▶ **Set exercise 1**
In the passage on dealing with difficult people, how does the quoted author define forgiveness?
▶ **Set exercise 2**
Carry on the passage about dealing with difficult people, picking up right after its final tip.

People who are difficult can ruin your day, but only if you let them. You have the choice to dwell on something, or let it go.
According to the author:
"...Forgiveness is not a feeling. It is a decision we make about how we will treat the people who have hurt us."
You don't have to feel love to show love. Joyce paid a lot of money for the very best care available for her abusive father, along with the mother who abandoned her. Even though the two of them spent years hurting her, Joyce made the decision to help them at the end of their lives.
Prickly people are usually that way because they reflect back to you their image of themselves. Hurt people, hurt people.
Here are some things to do that may help:
Look for the good in people, everyone has something. Enjoy the good, and pray that the bad part gets better.
When you are interacting with someone who is hard, try thinking about overlooking things for God's sake. God wants you to return good for evil.
Try to find out what they like. Sometimes talking about that subject can make them easier to be around.

Dataset items
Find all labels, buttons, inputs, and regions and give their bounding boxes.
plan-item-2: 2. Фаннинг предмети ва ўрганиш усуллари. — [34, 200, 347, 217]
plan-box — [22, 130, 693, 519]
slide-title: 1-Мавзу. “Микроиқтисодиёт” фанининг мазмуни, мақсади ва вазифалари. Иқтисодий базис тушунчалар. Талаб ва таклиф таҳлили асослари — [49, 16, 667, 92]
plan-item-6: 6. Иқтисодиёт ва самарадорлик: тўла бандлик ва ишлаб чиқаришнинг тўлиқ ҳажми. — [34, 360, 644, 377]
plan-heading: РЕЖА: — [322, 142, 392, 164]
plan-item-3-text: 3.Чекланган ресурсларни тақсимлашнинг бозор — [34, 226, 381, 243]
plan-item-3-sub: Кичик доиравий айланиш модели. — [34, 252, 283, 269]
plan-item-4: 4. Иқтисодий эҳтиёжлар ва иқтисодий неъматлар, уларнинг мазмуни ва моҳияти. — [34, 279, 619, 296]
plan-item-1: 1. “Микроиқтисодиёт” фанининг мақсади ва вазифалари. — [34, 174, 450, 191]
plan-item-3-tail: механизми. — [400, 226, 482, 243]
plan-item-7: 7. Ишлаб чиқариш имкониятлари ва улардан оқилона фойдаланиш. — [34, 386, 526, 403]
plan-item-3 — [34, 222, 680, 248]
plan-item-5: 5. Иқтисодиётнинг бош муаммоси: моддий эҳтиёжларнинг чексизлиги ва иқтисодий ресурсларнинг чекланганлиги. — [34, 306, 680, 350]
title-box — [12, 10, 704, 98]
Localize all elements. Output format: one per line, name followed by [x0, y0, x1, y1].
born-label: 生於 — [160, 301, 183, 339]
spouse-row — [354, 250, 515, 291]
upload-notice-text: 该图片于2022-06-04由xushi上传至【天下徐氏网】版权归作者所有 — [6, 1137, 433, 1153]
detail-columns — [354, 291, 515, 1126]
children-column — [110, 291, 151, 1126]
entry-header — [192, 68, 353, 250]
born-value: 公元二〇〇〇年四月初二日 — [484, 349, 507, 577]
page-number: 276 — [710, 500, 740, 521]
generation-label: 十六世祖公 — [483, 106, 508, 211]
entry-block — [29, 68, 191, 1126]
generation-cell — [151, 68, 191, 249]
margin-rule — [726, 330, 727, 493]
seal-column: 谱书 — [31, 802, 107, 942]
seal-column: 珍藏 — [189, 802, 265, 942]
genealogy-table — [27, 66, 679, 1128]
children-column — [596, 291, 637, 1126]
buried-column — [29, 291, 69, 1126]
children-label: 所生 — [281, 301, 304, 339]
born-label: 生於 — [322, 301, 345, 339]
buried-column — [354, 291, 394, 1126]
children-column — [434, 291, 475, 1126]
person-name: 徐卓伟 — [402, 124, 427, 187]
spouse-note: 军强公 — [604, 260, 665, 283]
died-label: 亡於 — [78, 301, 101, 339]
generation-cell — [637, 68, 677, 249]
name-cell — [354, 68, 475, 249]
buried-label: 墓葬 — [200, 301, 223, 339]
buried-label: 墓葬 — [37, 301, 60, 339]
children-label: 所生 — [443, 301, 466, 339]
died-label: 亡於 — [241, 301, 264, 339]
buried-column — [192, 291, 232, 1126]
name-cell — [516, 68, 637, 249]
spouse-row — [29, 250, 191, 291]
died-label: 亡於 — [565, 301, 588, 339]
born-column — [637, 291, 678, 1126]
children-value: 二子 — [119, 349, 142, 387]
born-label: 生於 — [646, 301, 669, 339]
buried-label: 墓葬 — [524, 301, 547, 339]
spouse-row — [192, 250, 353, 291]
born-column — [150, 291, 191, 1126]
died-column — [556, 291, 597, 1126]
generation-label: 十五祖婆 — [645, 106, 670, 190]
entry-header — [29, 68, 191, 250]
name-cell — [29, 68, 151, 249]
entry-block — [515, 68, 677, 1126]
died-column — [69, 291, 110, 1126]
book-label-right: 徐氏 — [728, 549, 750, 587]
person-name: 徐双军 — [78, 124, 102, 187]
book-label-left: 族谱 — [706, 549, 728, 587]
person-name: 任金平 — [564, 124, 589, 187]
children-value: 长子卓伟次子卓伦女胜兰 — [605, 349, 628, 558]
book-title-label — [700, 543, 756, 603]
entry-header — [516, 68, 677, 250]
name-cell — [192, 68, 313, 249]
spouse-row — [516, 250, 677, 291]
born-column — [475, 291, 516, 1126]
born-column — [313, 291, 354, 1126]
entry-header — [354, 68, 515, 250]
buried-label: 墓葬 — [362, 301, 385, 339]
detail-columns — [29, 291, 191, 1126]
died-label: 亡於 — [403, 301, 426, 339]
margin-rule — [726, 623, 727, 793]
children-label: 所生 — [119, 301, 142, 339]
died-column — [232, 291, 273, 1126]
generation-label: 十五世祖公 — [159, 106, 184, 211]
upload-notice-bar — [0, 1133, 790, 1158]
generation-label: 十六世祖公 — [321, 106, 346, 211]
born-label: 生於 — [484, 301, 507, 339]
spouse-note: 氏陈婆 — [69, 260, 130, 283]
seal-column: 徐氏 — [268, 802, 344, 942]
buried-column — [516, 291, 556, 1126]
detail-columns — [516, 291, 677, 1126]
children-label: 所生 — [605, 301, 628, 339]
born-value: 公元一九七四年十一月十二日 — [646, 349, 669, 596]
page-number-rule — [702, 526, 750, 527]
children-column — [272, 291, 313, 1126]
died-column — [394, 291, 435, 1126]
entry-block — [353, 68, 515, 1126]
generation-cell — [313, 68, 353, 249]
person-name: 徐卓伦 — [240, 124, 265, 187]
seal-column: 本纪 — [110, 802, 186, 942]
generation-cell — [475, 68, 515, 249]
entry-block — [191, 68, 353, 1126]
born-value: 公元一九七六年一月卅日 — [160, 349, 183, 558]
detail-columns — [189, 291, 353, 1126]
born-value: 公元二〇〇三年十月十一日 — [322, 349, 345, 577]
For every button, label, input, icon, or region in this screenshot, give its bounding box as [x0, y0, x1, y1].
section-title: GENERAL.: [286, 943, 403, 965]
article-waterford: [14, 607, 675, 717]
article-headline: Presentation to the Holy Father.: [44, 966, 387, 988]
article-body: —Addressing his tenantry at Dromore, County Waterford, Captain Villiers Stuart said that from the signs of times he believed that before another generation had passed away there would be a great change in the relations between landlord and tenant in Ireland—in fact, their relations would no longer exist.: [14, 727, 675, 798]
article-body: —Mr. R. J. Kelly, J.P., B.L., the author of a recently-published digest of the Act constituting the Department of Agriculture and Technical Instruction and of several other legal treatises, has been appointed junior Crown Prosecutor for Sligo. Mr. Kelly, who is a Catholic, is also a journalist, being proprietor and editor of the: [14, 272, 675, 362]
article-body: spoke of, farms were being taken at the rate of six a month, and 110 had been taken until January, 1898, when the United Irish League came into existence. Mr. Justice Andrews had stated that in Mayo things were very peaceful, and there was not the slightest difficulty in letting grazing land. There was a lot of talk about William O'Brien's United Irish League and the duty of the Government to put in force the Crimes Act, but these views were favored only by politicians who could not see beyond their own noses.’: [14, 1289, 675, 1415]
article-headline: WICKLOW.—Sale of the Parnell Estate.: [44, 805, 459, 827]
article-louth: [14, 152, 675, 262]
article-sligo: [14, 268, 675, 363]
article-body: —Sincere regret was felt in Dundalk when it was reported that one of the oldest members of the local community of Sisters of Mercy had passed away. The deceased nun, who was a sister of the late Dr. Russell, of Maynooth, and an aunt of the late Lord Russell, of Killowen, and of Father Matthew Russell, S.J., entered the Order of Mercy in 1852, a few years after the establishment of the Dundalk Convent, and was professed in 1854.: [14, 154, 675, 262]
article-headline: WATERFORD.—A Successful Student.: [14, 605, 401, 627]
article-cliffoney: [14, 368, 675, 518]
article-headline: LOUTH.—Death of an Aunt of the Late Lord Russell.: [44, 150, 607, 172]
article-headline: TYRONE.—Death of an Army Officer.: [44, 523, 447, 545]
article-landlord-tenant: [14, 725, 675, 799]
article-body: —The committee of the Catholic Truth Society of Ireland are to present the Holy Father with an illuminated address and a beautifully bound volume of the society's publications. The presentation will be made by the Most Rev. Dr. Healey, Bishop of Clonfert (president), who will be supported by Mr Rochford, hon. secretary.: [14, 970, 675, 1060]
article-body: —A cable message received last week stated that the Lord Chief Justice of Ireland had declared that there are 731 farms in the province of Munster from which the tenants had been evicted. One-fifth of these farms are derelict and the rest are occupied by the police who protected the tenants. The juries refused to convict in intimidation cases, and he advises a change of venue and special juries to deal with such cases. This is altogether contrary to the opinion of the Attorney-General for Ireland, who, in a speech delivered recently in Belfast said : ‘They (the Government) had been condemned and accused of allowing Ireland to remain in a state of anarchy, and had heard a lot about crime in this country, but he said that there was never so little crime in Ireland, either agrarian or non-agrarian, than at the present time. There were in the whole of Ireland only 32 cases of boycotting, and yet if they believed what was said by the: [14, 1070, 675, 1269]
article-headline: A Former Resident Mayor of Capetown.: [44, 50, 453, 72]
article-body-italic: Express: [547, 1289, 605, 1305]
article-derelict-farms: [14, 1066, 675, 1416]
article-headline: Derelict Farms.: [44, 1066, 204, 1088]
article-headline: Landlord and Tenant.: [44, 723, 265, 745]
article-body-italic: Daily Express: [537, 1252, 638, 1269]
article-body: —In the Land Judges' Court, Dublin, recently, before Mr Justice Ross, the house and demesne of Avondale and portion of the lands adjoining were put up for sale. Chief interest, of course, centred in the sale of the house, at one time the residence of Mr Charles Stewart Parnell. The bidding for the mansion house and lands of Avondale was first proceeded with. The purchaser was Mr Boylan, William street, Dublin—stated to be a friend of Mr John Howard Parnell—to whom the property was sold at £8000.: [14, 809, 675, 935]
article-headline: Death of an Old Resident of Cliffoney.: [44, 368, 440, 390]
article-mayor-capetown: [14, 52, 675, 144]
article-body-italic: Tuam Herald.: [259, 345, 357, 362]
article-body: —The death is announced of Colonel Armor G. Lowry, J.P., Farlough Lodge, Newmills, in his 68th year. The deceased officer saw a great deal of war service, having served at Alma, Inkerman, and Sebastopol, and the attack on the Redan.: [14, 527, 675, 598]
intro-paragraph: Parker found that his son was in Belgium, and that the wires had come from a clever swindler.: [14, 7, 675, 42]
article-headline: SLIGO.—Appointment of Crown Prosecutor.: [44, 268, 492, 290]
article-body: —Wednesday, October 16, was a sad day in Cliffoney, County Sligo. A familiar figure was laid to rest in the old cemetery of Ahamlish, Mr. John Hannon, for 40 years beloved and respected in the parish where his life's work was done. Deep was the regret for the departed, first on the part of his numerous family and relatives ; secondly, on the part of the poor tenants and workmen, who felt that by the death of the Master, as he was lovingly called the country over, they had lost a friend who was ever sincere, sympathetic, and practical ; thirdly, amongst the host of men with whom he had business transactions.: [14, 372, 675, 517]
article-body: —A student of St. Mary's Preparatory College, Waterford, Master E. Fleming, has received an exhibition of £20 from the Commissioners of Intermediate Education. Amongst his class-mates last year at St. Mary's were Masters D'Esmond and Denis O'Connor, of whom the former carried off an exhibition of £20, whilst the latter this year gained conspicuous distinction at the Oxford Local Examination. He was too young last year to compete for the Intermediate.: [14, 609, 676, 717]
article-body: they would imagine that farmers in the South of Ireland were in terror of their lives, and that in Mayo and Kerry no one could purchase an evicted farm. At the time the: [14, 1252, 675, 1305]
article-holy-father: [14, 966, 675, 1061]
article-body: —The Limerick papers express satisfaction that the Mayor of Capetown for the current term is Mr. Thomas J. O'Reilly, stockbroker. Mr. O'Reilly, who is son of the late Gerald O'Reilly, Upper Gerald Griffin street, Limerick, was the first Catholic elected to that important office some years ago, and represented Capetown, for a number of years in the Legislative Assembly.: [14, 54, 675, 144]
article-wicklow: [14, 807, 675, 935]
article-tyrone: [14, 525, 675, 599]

▶ **Reply 1**
Forgiveness is a decision we make about how we will treat the people who have hurt us, not a feeling.

▶ **Reply 2**
Practice being loving, even if they are horrible, and it will get easier to do so when dealing with the person.
Have patience, it may take a long time to get a break through with a difficult person, it may never happen. But you will be blessed for trying.
It is hard to show love to someone who never seems to appreciate it. But we are not responsible for how others act, however, we are responsible for our actions, and that will bring us happiness.
The bottom line: if you don't forgive someone, you will only hurt yourself.
I recommend this five-star book to anyone who has ever had conflict in their life.
Thank you, Faith Words Books, for providing Tickmenot with a book to review. Opinions are my own. ( )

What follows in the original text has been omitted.